# Forgeworld Releases 2 Sept



## xenobiotic (Jun 7, 2008)

New Releases from Forge World today:

VALTHEX ASTRAL CLAWS MASTER OF THE FORGE


> Known as the Alchemancer, and a figure of key importance to the Astral Claws, Armenneus Valthex is both Lugft Huron’s personal armourer and the Chapter’s Master of the Forge. One of the greatest living experts on the many techno-arcana of the Adeptus Mechanicus, Valthex’s symbol of office is an ancient device known as the Indynabula Array, to which he has added a powerful conversion-beam projector of his own construction.
> 
> Muti-part resin model designed by Mark Bedford. Available to pre-order now for despatch in the week commencing 26th September.











http://www.forgeworld.co.uk/New_Stuff/VALTHEX-ASTRAL-CLAWS-MASTER-OF-THE-FORGE.html

CONTEMPTOR CYCLONE MISSILE LAUNCHER


> The Contemptor Cylone Missile Launcher, similar in design to that commonly fielded by Space Marines equipped with Terminator armour, offers a Contemptor Dreadnought tactically flexible, long-range firepower.
> 
> Model designed by Will Hayes. Available to pre-order now for despatch in the week commencing 26th September.











http://www.forgeworld.co.uk/New_Stuff/CONTEMPTOR-CYCLONE-MISSILE-LAUNCHER.html

CONTEMPTOR HEAVY CONVERSION BEAMER


> The Heavy Conversion Beamer is an ancient relic-weapon of incredible and poorly-understood power that only the advanced systems of the Contemptor Dreadnought can hope to accurately direct and control.
> 
> Model designed by Will Hayes. Available to pre-order now for despatch in the week commencing 26th September.











http://www.forgeworld.co.uk/New_Stuff/CONTEMPTOR-HEAVY-CONVERSION-BEAMER.html

Remember to check the updated Contemptor PDF - notice that some choices are still blacked out.

SPACE MARINE BOARDING ASSAULT UPGRADE SET


> Detailed resin conversion kit consisting of two lascutters, a graviton gun, and sufficient boarding shields, weapon arms and heads to build five Boarding Space Marines, as well as additional components to build a Boarding Sergeant.This upgrade set is perfect for representing several of the Boarding Assault Stratagems or a Tactical squad equipped with siege mantlets as described in Forge World’s Badab War Imperial Armour books.
> 
> Models designed by Stuart Williamson. Available to pre-order now for despatch in the week commencing 26th September.





> ... is a detailed resin conversion kit that consists of two lascutters, a graviton gun, and sufficient boarding shields, weapon arms and heads to build five Boarding Space Marines, as well as additional components to build a Boarding Sergeant.


----------



## xenobiotic (Jun 7, 2008)

There goes a huge portion of my pay check to FW again... Kitting out Contemptors. Then again with a release date of 26th september one could wait a while and see when the new contemptor bodies are out.

***

§ PROMPT: In the Forge World release post, copy everything from "New Releases from" down to "his own construction.", swapping "Alchemancer" for "Artificer".

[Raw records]
***

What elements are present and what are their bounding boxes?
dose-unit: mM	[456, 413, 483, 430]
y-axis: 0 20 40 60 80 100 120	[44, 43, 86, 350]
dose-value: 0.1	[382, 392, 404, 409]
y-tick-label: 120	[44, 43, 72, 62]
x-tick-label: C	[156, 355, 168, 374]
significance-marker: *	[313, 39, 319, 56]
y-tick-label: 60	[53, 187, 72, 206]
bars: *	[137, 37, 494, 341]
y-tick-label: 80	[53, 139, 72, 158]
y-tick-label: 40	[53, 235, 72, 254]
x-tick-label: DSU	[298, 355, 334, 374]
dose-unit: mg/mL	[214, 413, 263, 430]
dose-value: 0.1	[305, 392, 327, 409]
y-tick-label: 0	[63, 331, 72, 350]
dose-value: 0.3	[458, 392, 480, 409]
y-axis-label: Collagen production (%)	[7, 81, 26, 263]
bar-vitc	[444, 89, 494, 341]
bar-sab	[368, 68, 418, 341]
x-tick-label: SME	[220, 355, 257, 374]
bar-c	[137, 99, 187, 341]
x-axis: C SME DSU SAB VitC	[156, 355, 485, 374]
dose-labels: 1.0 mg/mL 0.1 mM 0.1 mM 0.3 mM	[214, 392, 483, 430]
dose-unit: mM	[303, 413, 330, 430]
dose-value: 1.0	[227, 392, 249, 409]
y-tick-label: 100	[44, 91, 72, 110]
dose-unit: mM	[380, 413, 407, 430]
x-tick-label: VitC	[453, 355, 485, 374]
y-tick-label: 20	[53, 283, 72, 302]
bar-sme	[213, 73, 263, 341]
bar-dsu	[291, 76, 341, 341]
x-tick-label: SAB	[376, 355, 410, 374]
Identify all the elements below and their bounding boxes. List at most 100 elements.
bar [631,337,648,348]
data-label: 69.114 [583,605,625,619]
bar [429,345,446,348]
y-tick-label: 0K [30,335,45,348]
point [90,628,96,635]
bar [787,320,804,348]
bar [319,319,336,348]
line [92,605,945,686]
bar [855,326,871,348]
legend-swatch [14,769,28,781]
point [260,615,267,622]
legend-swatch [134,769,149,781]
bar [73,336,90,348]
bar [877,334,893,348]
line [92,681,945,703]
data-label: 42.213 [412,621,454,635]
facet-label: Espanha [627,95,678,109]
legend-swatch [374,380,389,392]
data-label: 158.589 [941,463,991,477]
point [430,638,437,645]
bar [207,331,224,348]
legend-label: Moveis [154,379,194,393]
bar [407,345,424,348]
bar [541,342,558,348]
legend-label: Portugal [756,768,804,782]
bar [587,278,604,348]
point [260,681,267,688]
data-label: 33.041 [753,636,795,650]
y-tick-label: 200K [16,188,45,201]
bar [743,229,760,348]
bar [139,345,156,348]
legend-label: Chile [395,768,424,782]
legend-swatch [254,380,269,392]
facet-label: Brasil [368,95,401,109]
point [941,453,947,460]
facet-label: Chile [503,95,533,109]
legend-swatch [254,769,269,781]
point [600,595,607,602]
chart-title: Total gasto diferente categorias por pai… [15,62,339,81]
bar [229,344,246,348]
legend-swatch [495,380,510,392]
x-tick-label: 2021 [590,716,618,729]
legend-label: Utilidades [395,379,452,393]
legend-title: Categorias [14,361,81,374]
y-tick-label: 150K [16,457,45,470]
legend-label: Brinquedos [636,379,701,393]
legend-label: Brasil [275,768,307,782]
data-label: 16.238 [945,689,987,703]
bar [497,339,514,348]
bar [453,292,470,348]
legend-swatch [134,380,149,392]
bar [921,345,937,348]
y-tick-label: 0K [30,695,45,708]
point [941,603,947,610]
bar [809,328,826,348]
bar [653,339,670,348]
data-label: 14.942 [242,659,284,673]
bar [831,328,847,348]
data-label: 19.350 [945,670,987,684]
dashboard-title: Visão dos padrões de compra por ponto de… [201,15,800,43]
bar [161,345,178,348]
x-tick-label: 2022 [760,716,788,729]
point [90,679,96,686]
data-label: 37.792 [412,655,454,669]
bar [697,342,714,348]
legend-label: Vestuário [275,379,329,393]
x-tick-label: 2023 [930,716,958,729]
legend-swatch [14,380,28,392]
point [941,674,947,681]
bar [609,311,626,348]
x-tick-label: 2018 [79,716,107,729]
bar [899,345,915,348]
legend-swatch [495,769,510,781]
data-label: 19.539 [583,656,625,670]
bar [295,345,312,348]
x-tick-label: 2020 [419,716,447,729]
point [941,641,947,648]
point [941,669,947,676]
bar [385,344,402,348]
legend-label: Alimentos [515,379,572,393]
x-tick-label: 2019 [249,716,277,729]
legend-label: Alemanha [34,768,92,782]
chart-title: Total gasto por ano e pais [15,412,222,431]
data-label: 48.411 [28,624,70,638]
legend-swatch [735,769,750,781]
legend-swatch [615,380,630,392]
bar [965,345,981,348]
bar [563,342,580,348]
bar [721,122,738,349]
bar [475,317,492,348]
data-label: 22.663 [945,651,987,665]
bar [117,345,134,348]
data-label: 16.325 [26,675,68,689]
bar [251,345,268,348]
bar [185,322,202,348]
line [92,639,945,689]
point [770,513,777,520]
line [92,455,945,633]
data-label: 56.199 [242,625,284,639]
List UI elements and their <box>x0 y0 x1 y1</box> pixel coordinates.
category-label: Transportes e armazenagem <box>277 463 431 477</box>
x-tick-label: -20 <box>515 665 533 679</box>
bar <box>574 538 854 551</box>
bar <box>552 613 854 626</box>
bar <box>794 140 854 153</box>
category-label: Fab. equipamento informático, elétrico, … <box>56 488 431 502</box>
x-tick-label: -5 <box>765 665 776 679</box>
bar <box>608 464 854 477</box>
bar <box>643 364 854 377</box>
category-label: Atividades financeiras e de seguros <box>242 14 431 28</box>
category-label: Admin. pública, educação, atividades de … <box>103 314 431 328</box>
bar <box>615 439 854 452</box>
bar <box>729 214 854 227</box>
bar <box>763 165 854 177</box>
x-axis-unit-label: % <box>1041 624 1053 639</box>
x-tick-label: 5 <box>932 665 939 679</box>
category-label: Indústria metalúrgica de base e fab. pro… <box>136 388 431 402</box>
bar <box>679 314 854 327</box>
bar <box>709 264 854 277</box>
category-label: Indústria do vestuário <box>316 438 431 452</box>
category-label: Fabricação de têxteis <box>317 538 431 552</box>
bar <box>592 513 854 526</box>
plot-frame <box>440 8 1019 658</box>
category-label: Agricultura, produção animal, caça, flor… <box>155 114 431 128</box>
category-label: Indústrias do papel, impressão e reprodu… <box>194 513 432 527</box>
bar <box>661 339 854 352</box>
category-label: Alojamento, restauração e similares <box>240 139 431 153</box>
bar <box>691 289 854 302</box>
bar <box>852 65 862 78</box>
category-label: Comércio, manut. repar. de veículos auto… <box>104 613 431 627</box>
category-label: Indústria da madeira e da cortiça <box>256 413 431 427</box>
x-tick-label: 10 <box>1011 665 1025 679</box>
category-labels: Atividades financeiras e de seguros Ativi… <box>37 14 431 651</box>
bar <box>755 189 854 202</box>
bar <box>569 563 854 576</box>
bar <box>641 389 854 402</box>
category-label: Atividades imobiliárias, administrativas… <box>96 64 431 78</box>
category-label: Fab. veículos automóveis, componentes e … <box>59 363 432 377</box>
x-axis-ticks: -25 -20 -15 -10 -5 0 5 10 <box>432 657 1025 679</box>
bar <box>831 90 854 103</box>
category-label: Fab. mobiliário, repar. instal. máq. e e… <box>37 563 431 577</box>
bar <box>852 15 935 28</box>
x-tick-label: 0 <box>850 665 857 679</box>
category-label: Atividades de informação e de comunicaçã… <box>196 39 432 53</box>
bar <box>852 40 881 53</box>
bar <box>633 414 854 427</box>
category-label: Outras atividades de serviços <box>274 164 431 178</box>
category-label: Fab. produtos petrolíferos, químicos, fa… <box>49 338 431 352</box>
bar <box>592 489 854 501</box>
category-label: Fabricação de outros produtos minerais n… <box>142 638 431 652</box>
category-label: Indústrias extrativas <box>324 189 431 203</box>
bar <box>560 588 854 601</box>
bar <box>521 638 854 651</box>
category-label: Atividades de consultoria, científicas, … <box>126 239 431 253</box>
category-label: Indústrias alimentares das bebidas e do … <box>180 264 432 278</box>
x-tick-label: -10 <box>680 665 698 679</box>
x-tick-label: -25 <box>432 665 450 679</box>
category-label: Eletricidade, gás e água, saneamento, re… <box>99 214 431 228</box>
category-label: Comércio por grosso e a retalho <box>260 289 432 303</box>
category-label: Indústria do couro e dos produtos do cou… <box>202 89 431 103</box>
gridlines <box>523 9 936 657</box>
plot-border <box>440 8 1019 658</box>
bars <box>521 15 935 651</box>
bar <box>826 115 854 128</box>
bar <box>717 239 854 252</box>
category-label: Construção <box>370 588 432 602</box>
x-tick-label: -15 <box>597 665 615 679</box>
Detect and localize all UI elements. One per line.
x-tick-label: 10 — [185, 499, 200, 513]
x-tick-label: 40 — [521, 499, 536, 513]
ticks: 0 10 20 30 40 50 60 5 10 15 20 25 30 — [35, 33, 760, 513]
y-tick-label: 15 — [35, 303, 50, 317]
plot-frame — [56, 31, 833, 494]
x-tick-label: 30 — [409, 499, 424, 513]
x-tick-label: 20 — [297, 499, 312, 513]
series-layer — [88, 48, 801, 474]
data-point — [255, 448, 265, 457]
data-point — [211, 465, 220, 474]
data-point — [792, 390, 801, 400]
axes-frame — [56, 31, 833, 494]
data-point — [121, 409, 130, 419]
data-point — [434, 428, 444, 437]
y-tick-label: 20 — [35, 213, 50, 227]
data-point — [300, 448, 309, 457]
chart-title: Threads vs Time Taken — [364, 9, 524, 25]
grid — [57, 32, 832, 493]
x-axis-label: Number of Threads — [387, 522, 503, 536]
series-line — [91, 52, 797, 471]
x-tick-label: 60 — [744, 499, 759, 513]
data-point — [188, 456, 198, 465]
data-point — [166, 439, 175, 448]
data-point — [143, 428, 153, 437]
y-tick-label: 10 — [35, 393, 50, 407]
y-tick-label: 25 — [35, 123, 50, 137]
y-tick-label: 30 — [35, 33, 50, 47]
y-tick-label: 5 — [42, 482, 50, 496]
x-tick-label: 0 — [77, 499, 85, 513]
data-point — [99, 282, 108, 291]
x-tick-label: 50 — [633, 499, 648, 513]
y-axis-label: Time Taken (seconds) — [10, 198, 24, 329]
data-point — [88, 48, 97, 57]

***

§ WORKED SOLUTION:
New Releases from Forge World today:

VALTHEX ASTRAL CLAWS MASTER OF THE FORGE


> Known as the Artificer, and a figure of key importance to the Astral Claws, Armenneus Valthex is both Lugft Huron’s personal armourer and the Chapter’s Master of the Forge. One of the greatest living experts on the many techno-arcana of the Adeptus Mechanicus, Valthex’s symbol of office is an ancient device known as the Indynabula Array, to which he has added a powerful conversion-beam projector of his own construction.